Task data -

^^^^^^^^^^^^^^^^

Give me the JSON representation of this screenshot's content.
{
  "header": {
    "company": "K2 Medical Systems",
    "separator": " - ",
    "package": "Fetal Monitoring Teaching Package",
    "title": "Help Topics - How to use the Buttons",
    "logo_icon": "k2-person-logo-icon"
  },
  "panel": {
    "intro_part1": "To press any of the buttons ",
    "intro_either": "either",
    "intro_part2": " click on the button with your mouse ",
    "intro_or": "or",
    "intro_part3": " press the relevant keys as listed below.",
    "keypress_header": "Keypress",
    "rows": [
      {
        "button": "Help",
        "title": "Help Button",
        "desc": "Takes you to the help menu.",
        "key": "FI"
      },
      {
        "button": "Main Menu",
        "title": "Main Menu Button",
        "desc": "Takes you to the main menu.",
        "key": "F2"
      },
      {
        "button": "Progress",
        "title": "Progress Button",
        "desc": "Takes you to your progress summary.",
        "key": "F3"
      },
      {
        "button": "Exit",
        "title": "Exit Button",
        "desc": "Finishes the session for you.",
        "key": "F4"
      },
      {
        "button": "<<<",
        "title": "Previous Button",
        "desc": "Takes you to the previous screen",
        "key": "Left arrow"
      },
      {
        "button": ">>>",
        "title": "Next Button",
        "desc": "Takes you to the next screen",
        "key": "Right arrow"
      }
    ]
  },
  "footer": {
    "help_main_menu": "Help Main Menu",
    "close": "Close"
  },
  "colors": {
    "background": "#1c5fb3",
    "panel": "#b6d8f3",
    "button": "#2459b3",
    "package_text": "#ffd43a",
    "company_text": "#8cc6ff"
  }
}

^^^^^^^^^^^^^^^^

Written instruction - Every line of the data above should be copied exactly.

Result of this task -
Give me the JSON representation of this screenshot's content.
{
  "header": {
    "company": "K2 Medical Systems",
    "separator": " - ",
    "package": "Fetal Monitoring Teaching Package",
    "title": "Help Topics - How to use the Buttons",
    "logo_icon": "k2-person-logo-icon"
  },
  "panel": {
    "intro_part1": "To press any of the buttons ",
    "intro_either": "either",
    "intro_part2": " click on the button with your mouse ",
    "intro_or": "or",
    "intro_part3": " press the relevant keys as listed below.",
    "keypress_header": "Keypress",
    "rows": [
      {
        "button": "Help",
        "title": "Help Button",
        "desc": "Takes you to the help menu.",
        "key": "FI"
      },
      {
        "button": "Main Menu",
        "title": "Main Menu Button",
        "desc": "Takes you to the main menu.",
        "key": "F2"
      },
      {
        "button": "Progress",
        "title": "Progress Button",
        "desc": "Takes you to your progress summary.",
        "key": "F3"
      },
      {
        "button": "Exit",
        "title": "Exit Button",
        "desc": "Finishes the session for you.",
        "key": "F4"
      },
      {
        "button": "<<<",
        "title": "Previous Button",
        "desc": "Takes you to the previous screen",
        "key": "Left arrow"
      },
      {
        "button": ">>>",
        "title": "Next Button",
        "desc": "Takes you to the next screen",
        "key": "Right arrow"
      }
    ]
  },
  "footer": {
    "help_main_menu": "Help Main Menu",
    "close": "Close"
  },
  "colors": {
    "background": "#1c5fb3",
    "panel": "#b6d8f3",
    "button": "#2459b3",
    "package_text": "#ffd43a",
    "company_text": "#8cc6ff"
  }
}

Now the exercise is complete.